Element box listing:
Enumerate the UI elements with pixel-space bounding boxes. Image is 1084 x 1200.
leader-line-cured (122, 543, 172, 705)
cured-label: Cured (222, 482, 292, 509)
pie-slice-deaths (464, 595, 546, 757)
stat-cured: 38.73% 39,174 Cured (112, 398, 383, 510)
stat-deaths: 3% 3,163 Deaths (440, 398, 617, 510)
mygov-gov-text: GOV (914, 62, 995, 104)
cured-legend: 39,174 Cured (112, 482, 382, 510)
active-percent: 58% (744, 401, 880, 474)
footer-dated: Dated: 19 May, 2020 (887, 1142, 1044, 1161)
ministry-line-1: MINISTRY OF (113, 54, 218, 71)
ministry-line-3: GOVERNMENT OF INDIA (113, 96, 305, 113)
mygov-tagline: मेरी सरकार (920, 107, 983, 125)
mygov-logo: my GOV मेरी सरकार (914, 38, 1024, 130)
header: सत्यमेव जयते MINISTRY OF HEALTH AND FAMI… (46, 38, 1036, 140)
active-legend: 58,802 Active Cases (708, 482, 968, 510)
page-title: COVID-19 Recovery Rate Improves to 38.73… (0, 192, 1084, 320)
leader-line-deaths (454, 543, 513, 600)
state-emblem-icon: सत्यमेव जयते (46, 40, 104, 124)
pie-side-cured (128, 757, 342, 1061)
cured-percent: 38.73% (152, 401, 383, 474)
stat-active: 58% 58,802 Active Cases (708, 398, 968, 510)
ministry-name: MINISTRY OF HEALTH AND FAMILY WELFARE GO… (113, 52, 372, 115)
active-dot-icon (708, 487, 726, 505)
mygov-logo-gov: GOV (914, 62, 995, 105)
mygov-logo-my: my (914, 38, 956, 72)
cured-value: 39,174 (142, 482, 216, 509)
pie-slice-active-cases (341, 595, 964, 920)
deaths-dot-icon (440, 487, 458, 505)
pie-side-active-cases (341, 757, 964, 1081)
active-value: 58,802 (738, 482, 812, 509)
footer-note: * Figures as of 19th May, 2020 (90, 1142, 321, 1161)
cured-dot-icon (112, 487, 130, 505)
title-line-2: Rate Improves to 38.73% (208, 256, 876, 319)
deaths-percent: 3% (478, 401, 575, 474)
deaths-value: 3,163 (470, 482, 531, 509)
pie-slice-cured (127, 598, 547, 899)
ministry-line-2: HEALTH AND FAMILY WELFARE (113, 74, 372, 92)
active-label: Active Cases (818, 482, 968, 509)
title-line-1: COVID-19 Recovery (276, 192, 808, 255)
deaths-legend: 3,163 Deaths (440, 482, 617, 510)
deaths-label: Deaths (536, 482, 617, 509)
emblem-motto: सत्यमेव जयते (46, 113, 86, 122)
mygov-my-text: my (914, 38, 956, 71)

— YOUR OBJECTIVE —
Write out the listing above again, with "Recovery" replaced by "Cure" everywhere and nothing else changed.

— TASK ANSWER —
Enumerate the UI elements with pixel-space bounding boxes. Image is 1084 x 1200.
leader-line-cured (122, 543, 172, 705)
cured-label: Cured (222, 482, 292, 509)
pie-slice-deaths (464, 595, 546, 757)
stat-cured: 38.73% 39,174 Cured (112, 398, 383, 510)
stat-deaths: 3% 3,163 Deaths (440, 398, 617, 510)
mygov-gov-text: GOV (914, 62, 995, 104)
cured-legend: 39,174 Cured (112, 482, 382, 510)
active-percent: 58% (744, 401, 880, 474)
footer-dated: Dated: 19 May, 2020 (887, 1142, 1044, 1161)
ministry-line-1: MINISTRY OF (113, 54, 218, 71)
ministry-line-3: GOVERNMENT OF INDIA (113, 96, 305, 113)
mygov-tagline: मेरी सरकार (920, 107, 983, 125)
mygov-logo: my GOV मेरी सरकार (914, 38, 1024, 130)
header: सत्यमेव जयते MINISTRY OF HEALTH AND FAMI… (46, 38, 1036, 140)
active-legend: 58,802 Active Cases (708, 482, 968, 510)
page-title: COVID-19 Cure Rate Improves to 38.73… (0, 192, 1084, 320)
leader-line-deaths (454, 543, 513, 600)
state-emblem-icon: सत्यमेव जयते (46, 40, 104, 124)
pie-side-cured (128, 757, 342, 1061)
cured-percent: 38.73% (152, 401, 383, 474)
stat-active: 58% 58,802 Active Cases (708, 398, 968, 510)
ministry-name: MINISTRY OF HEALTH AND FAMILY WELFARE GO… (113, 52, 372, 115)
active-dot-icon (708, 487, 726, 505)
mygov-logo-gov: GOV (914, 62, 995, 105)
mygov-logo-my: my (914, 38, 956, 72)
cured-value: 39,174 (142, 482, 216, 509)
pie-slice-active-cases (341, 595, 964, 920)
deaths-dot-icon (440, 487, 458, 505)
pie-side-active-cases (341, 757, 964, 1081)
active-value: 58,802 (738, 482, 812, 509)
footer-note: * Figures as of 19th May, 2020 (90, 1142, 321, 1161)
cured-dot-icon (112, 487, 130, 505)
title-line-2: Rate Improves to 38.73% (208, 256, 876, 319)
deaths-percent: 3% (478, 401, 575, 474)
deaths-value: 3,163 (470, 482, 531, 509)
pie-slice-cured (127, 598, 547, 899)
ministry-line-2: HEALTH AND FAMILY WELFARE (113, 74, 372, 92)
active-label: Active Cases (818, 482, 968, 509)
title-line-1: COVID-19 Cure (276, 192, 808, 255)
deaths-legend: 3,163 Deaths (440, 482, 617, 510)
deaths-label: Deaths (536, 482, 617, 509)
emblem-motto: सत्यमेव जयते (46, 113, 86, 122)
mygov-my-text: my (914, 38, 956, 71)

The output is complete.